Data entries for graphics
· · ·
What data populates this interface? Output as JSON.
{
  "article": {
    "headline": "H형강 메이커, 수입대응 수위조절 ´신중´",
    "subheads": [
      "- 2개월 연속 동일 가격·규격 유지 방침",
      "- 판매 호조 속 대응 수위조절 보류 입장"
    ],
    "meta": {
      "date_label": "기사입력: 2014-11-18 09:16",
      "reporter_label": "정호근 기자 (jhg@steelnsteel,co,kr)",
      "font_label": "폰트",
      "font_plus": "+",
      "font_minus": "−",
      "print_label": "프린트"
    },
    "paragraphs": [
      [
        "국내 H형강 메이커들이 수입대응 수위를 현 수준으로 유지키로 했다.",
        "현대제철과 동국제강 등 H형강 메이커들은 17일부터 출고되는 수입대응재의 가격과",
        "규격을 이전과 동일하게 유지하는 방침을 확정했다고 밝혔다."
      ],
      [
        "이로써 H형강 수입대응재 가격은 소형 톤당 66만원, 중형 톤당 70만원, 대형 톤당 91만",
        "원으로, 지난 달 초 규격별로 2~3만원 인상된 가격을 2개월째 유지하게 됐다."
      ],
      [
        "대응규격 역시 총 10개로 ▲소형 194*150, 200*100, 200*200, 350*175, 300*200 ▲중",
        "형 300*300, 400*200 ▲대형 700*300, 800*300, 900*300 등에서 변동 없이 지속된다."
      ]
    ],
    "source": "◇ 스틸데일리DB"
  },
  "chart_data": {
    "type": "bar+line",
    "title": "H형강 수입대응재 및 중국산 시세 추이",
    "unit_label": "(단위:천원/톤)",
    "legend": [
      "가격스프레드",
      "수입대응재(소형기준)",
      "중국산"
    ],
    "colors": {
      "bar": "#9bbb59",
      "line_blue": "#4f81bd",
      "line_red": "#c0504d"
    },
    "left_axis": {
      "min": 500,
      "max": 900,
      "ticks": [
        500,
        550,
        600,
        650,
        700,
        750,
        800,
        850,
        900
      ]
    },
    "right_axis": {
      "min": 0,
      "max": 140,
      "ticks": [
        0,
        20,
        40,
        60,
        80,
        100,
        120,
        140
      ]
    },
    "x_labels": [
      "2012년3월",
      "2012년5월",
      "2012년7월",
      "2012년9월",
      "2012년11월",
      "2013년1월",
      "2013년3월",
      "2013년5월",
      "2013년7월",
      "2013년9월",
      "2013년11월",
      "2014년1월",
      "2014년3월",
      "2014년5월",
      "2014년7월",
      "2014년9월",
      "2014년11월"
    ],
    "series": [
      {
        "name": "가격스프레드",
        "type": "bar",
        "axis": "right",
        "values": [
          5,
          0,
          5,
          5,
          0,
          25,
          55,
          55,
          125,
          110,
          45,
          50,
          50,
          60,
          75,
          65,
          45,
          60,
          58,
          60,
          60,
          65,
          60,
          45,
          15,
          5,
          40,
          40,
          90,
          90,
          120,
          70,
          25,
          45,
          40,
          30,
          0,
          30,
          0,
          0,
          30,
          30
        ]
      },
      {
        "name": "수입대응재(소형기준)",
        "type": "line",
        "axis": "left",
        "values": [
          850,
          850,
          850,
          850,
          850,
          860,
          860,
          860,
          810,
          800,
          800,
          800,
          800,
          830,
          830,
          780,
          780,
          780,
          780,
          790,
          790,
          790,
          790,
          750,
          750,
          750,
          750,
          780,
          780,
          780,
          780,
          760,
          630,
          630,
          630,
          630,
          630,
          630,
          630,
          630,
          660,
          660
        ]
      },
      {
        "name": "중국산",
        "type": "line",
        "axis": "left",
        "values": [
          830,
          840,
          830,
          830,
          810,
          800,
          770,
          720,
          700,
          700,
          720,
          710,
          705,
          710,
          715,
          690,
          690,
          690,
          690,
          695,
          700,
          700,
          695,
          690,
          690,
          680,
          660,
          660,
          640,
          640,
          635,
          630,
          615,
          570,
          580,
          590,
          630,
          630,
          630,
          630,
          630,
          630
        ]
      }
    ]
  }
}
· · ·
What you need to do
Every entry must be output again, exactly as written above.

The response
What data populates this interface? Output as JSON.
{
  "article": {
    "headline": "H형강 메이커, 수입대응 수위조절 ´신중´",
    "subheads": [
      "- 2개월 연속 동일 가격·규격 유지 방침",
      "- 판매 호조 속 대응 수위조절 보류 입장"
    ],
    "meta": {
      "date_label": "기사입력: 2014-11-18 09:16",
      "reporter_label": "정호근 기자 (jhg@steelnsteel,co,kr)",
      "font_label": "폰트",
      "font_plus": "+",
      "font_minus": "−",
      "print_label": "프린트"
    },
    "paragraphs": [
      [
        "국내 H형강 메이커들이 수입대응 수위를 현 수준으로 유지키로 했다.",
        "현대제철과 동국제강 등 H형강 메이커들은 17일부터 출고되는 수입대응재의 가격과",
        "규격을 이전과 동일하게 유지하는 방침을 확정했다고 밝혔다."
      ],
      [
        "이로써 H형강 수입대응재 가격은 소형 톤당 66만원, 중형 톤당 70만원, 대형 톤당 91만",
        "원으로, 지난 달 초 규격별로 2~3만원 인상된 가격을 2개월째 유지하게 됐다."
      ],
      [
        "대응규격 역시 총 10개로 ▲소형 194*150, 200*100, 200*200, 350*175, 300*200 ▲중",
        "형 300*300, 400*200 ▲대형 700*300, 800*300, 900*300 등에서 변동 없이 지속된다."
      ]
    ],
    "source": "◇ 스틸데일리DB"
  },
  "chart_data": {
    "type": "bar+line",
    "title": "H형강 수입대응재 및 중국산 시세 추이",
    "unit_label": "(단위:천원/톤)",
    "legend": [
      "가격스프레드",
      "수입대응재(소형기준)",
      "중국산"
    ],
    "colors": {
      "bar": "#9bbb59",
      "line_blue": "#4f81bd",
      "line_red": "#c0504d"
    },
    "left_axis": {
      "min": 500,
      "max": 900,
      "ticks": [
        500,
        550,
        600,
        650,
        700,
        750,
        800,
        850,
        900
      ]
    },
    "right_axis": {
      "min": 0,
      "max": 140,
      "ticks": [
        0,
        20,
        40,
        60,
        80,
        100,
        120,
        140
      ]
    },
    "x_labels": [
      "2012년3월",
      "2012년5월",
      "2012년7월",
      "2012년9월",
      "2012년11월",
      "2013년1월",
      "2013년3월",
      "2013년5월",
      "2013년7월",
      "2013년9월",
      "2013년11월",
      "2014년1월",
      "2014년3월",
      "2014년5월",
      "2014년7월",
      "2014년9월",
      "2014년11월"
    ],
    "series": [
      {
        "name": "가격스프레드",
        "type": "bar",
        "axis": "right",
        "values": [
          5,
          0,
          5,
          5,
          0,
          25,
          55,
          55,
          125,
          110,
          45,
          50,
          50,
          60,
          75,
          65,
          45,
          60,
          58,
          60,
          60,
          65,
          60,
          45,
          15,
          5,
          40,
          40,
          90,
          90,
          120,
          70,
          25,
          45,
          40,
          30,
          0,
          30,
          0,
          0,
          30,
          30
        ]
      },
      {
        "name": "수입대응재(소형기준)",
        "type": "line",
        "axis": "left",
        "values": [
          850,
          850,
          850,
          850,
          850,
          860,
          860,
          860,
          810,
          800,
          800,
          800,
          800,
          830,
          830,
          780,
          780,
          780,
          780,
          790,
          790,
          790,
          790,
          750,
          750,
          750,
          750,
          780,
          780,
          780,
          780,
          760,
          630,
          630,
          630,
          630,
          630,
          630,
          630,
          630,
          660,
          660
        ]
      },
      {
        "name": "중국산",
        "type": "line",
        "axis": "left",
        "values": [
          830,
          840,
          830,
          830,
          810,
          800,
          770,
          720,
          700,
          700,
          720,
          710,
          705,
          710,
          715,
          690,
          690,
          690,
          690,
          695,
          700,
          700,
          695,
          690,
          690,
          680,
          660,
          660,
          640,
          640,
          635,
          630,
          615,
          570,
          580,
          590,
          630,
          630,
          630,
          630,
          630,
          630
        ]
      }
    ]
  }
}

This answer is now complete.